## WHAT YOU SHOULD DO
Copy every line of the listing that holds the string "down".

## WORKING DATA
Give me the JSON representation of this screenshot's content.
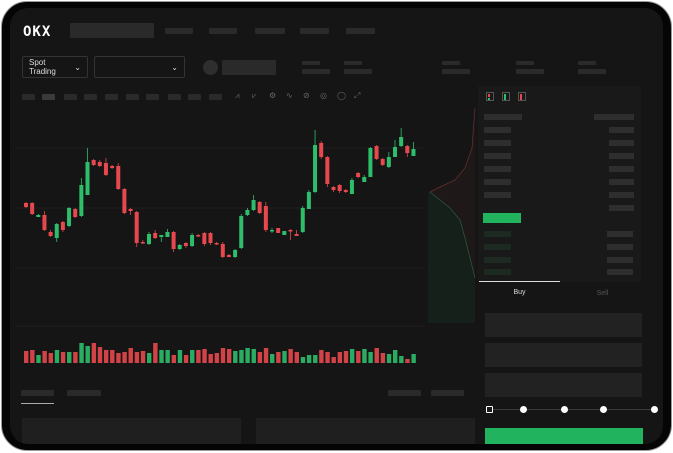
{
  "logo_text": "OKX",
  "toolbar": {
    "market_select_label": "Spot Trading",
    "chevron": "chevron-down-icon"
  },
  "order_form": {
    "tabs": [
      "Buy",
      "Sell"
    ],
    "active_tab": "Buy",
    "slider_value_percent": 0,
    "slider_stops": [
      0,
      25,
      50,
      75,
      100
    ]
  },
  "colors": {
    "up": "#2ebd6b",
    "down": "#e5484d",
    "background": "#151515",
    "accent": "#22b35e"
  },
  "chart_data": {
    "type": "candlestick",
    "title": "",
    "xlabel": "",
    "ylabel": "",
    "ohlc": [
      [
        97,
        98,
        92,
        93
      ],
      [
        97,
        98,
        85,
        86
      ],
      [
        83,
        86,
        83,
        85
      ],
      [
        85,
        89,
        69,
        70
      ],
      [
        68,
        70,
        63,
        64
      ],
      [
        62,
        77,
        58,
        76
      ],
      [
        78,
        79,
        68,
        70
      ],
      [
        74,
        93,
        73,
        92
      ],
      [
        91,
        92,
        82,
        83
      ],
      [
        84,
        122,
        83,
        115
      ],
      [
        105,
        152,
        105,
        138
      ],
      [
        140,
        141,
        134,
        135
      ],
      [
        138,
        140,
        133,
        134
      ],
      [
        137,
        142,
        124,
        125
      ],
      [
        134,
        135,
        131,
        132
      ],
      [
        134,
        137,
        110,
        111
      ],
      [
        111,
        112,
        86,
        87
      ],
      [
        91,
        92,
        85,
        89
      ],
      [
        88,
        89,
        53,
        57
      ],
      [
        58,
        60,
        56,
        57
      ],
      [
        56,
        68,
        55,
        66
      ],
      [
        67,
        70,
        61,
        62
      ],
      [
        63,
        65,
        58,
        65
      ],
      [
        63,
        71,
        63,
        68
      ],
      [
        68,
        69,
        48,
        51
      ],
      [
        51,
        56,
        50,
        55
      ],
      [
        57,
        58,
        52,
        54
      ],
      [
        54,
        67,
        53,
        65
      ],
      [
        65,
        66,
        63,
        64
      ],
      [
        67,
        68,
        54,
        56
      ],
      [
        67,
        68,
        55,
        57
      ],
      [
        57,
        58,
        55,
        56
      ],
      [
        56,
        58,
        42,
        43
      ],
      [
        45,
        46,
        43,
        43
      ],
      [
        43,
        51,
        42,
        50
      ],
      [
        52,
        86,
        51,
        84
      ],
      [
        85,
        92,
        84,
        90
      ],
      [
        90,
        105,
        89,
        100
      ],
      [
        98,
        99,
        86,
        87
      ],
      [
        94,
        98,
        68,
        70
      ],
      [
        69,
        72,
        67,
        70
      ],
      [
        72,
        72,
        67,
        67
      ],
      [
        65,
        69,
        65,
        69
      ],
      [
        70,
        71,
        60,
        69
      ],
      [
        66,
        70,
        64,
        64
      ],
      [
        68,
        94,
        67,
        92
      ],
      [
        91,
        110,
        91,
        108
      ],
      [
        108,
        170,
        107,
        155
      ],
      [
        157,
        159,
        141,
        143
      ],
      [
        143,
        144,
        113,
        116
      ],
      [
        113,
        114,
        108,
        110
      ],
      [
        115,
        116,
        107,
        109
      ],
      [
        110,
        111,
        107,
        108
      ],
      [
        106,
        122,
        106,
        120
      ],
      [
        127,
        128,
        122,
        123
      ],
      [
        118,
        125,
        118,
        123
      ],
      [
        123,
        153,
        123,
        152
      ],
      [
        154,
        155,
        140,
        141
      ],
      [
        141,
        142,
        134,
        135
      ],
      [
        133,
        148,
        132,
        143
      ],
      [
        143,
        160,
        143,
        153
      ],
      [
        154,
        172,
        153,
        163
      ],
      [
        154,
        155,
        143,
        147
      ],
      [
        144,
        158,
        144,
        151
      ]
    ],
    "volume": [
      12,
      13,
      8,
      12,
      10,
      13,
      11,
      11,
      11,
      20,
      17,
      20,
      16,
      13,
      13,
      10,
      11,
      15,
      11,
      12,
      10,
      20,
      13,
      13,
      8,
      13,
      8,
      13,
      13,
      14,
      9,
      10,
      15,
      14,
      12,
      13,
      15,
      14,
      11,
      15,
      9,
      11,
      12,
      14,
      11,
      6,
      8,
      8,
      13,
      11,
      6,
      11,
      12,
      14,
      12,
      14,
      11,
      15,
      10,
      9,
      13,
      7,
      4,
      9
    ],
    "grid": true
  },
  "depth_chart": {
    "sides": [
      "asks",
      "bids"
    ]
  }
}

## ANSWER TO THIS EXERCISE
    "chevron": "chevron-down-icon"
    "down": "#e5484d",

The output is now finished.